§ What is being asked:
Identify the lines bearing the string "text" and gather them.

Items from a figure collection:
☆ ☆ ☆ ☆ ☆ ☆ ☆
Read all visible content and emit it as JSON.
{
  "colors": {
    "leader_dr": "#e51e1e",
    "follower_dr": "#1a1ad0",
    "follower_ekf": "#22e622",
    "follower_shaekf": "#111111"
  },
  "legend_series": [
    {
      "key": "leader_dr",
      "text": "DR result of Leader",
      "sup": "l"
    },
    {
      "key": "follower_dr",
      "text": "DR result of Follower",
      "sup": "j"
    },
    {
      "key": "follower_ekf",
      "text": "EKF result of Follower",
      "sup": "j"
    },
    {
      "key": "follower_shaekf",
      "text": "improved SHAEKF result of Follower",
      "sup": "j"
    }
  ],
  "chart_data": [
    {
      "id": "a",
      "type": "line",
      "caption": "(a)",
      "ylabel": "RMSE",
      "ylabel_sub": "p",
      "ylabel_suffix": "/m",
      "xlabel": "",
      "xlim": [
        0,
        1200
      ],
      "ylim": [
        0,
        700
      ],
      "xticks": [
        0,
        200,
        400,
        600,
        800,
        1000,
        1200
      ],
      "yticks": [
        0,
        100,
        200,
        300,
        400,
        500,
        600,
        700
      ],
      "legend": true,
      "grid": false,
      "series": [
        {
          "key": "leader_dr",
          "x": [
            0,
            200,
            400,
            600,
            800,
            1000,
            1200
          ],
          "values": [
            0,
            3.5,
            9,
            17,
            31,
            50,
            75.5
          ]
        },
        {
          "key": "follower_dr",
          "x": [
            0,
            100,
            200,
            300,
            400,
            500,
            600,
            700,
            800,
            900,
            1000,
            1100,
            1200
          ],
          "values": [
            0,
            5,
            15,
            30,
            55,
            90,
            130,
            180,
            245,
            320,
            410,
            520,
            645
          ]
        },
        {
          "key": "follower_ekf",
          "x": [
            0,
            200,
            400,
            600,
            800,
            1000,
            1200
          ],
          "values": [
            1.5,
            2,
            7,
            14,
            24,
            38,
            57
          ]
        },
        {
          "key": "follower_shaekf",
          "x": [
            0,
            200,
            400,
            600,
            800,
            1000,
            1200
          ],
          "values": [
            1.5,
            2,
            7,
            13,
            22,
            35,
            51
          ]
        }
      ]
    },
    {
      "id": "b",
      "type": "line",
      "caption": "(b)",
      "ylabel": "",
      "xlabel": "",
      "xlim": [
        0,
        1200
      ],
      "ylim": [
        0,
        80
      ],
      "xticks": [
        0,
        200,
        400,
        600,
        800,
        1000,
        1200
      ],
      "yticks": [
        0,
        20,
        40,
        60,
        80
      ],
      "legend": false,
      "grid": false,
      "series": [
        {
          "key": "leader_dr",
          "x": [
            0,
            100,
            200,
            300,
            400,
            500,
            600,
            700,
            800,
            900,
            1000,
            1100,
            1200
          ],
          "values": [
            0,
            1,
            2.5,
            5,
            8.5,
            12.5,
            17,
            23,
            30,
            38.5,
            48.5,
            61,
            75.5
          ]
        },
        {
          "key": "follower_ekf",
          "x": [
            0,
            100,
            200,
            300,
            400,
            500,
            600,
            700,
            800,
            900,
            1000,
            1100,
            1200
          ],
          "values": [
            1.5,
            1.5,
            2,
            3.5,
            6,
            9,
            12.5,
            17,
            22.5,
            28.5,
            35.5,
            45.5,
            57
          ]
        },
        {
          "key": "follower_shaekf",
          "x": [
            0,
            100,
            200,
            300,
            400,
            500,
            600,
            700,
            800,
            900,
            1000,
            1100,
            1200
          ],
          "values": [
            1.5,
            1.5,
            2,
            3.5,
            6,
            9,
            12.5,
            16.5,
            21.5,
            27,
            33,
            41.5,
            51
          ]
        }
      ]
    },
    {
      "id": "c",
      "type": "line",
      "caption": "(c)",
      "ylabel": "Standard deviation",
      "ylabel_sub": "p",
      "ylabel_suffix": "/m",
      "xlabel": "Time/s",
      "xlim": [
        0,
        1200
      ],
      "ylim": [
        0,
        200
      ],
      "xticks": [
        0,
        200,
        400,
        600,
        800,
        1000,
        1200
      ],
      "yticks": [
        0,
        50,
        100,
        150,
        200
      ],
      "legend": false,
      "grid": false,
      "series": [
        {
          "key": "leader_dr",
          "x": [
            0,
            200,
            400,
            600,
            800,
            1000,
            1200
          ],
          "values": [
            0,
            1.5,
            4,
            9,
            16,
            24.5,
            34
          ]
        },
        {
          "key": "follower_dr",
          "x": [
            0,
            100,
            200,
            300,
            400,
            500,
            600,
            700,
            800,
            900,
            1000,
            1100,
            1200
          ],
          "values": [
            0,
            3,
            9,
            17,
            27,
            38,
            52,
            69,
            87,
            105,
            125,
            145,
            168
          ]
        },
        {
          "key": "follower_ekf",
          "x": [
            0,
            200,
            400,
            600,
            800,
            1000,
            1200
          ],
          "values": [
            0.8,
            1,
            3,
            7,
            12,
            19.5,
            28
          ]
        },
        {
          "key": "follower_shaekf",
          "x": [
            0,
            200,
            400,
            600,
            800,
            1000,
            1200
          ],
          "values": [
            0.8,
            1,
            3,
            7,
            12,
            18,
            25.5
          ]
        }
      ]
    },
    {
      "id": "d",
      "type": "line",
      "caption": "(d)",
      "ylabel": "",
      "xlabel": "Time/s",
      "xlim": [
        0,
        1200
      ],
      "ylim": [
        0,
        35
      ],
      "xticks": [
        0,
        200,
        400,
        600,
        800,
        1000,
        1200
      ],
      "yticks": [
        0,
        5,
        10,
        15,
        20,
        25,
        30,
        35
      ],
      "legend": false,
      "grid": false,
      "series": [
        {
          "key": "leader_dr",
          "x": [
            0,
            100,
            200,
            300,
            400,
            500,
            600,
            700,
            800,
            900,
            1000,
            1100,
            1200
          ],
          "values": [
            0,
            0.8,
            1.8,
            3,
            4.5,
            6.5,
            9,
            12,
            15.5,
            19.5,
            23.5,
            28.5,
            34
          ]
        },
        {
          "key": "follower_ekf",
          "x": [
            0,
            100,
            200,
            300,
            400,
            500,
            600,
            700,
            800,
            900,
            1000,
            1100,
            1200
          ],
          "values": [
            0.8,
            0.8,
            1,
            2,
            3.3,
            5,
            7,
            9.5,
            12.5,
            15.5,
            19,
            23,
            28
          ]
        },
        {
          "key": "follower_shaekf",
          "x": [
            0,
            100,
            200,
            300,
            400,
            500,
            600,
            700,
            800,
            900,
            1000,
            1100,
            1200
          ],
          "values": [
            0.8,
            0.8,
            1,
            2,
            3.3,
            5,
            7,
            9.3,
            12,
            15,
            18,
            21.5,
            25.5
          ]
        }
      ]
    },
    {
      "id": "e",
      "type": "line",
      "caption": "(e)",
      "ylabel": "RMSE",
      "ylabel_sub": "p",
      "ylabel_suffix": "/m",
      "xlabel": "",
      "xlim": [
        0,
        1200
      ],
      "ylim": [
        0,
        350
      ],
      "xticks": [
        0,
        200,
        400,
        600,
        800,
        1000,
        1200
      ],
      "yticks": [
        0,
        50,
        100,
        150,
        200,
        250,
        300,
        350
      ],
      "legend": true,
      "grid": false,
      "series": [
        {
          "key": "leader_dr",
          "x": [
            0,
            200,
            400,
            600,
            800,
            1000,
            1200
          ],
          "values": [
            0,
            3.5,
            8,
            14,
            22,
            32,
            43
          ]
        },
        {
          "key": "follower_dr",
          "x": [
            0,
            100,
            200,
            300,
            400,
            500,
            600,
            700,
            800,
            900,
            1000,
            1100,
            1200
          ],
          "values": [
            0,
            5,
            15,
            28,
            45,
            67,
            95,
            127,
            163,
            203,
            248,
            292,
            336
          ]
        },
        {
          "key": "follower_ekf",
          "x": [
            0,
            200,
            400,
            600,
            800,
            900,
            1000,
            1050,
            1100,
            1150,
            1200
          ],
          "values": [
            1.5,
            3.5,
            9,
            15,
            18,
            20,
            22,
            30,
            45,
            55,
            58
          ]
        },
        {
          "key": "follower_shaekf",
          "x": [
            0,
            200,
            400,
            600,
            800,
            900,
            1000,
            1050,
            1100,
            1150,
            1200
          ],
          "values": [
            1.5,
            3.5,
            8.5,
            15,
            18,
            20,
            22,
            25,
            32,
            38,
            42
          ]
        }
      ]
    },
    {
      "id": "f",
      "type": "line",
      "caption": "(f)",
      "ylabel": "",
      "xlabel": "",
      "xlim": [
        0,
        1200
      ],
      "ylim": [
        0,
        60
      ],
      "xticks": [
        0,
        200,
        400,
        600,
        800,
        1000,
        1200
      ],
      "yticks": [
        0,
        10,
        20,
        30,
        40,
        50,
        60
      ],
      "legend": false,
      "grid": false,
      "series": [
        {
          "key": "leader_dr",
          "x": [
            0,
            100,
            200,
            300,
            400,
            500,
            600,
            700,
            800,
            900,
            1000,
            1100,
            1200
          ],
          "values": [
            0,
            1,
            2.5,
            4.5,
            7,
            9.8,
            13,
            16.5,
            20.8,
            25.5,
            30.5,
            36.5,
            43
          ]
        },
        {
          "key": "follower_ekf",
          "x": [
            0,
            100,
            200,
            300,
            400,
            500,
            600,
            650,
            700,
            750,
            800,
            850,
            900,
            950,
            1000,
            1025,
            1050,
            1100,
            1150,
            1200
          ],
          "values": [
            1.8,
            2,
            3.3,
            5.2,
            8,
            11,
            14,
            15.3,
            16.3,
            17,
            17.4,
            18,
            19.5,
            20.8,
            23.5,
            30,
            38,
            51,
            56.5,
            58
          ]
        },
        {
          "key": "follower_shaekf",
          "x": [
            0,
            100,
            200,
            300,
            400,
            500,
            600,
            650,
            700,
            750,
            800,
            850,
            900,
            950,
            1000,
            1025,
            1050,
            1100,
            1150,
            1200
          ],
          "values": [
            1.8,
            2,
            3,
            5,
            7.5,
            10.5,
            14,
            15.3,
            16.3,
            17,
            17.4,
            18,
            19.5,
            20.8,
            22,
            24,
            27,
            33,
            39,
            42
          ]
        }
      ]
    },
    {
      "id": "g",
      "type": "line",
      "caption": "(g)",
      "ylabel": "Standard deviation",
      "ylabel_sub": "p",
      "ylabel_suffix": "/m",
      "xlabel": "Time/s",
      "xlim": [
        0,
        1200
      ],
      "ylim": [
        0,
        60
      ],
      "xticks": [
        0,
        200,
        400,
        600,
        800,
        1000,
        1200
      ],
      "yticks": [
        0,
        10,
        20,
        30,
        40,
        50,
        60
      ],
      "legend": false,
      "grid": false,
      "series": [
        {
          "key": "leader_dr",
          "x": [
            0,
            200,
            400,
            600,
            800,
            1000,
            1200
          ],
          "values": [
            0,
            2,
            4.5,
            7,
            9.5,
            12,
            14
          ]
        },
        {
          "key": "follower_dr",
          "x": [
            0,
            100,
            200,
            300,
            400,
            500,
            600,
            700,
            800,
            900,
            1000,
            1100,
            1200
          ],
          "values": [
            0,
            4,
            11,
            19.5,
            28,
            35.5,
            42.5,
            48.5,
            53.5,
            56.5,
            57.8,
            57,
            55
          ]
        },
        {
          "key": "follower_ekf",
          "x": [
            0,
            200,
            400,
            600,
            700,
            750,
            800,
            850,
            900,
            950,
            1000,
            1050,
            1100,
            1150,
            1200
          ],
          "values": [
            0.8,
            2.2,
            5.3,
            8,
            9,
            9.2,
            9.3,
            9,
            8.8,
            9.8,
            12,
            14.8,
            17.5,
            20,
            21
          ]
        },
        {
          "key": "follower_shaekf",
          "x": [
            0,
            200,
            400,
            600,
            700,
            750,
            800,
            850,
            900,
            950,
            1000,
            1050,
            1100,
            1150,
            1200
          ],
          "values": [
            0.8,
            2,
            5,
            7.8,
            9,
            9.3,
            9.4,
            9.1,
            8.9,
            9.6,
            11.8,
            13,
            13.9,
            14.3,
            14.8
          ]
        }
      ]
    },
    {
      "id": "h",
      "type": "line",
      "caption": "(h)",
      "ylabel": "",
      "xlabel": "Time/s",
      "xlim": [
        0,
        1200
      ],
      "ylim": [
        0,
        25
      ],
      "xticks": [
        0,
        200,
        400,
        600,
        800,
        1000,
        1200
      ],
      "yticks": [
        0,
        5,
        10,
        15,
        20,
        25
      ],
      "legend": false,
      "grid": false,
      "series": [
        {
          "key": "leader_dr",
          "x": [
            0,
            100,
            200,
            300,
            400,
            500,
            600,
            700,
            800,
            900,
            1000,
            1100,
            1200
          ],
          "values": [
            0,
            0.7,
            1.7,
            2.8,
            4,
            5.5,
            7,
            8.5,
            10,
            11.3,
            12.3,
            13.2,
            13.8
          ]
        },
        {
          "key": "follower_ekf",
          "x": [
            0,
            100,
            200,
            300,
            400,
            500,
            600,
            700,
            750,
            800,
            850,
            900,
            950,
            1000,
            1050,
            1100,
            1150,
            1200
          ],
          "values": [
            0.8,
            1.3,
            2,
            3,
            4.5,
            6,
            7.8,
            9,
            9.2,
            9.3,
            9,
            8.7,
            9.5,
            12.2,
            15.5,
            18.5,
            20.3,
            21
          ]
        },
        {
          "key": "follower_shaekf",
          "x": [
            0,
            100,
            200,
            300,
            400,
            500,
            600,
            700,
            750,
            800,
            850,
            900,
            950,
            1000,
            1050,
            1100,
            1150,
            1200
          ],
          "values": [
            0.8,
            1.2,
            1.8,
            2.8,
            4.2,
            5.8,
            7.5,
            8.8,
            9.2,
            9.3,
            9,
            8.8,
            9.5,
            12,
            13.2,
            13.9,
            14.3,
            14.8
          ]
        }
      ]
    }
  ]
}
☆ ☆ ☆ ☆ ☆ ☆ ☆
§ Answer to this exercise:
      "text": "DR result of Leader",
      "text": "DR result of Follower",
      "text": "EKF result of Follower",
      "text": "improved SHAEKF result of Follower",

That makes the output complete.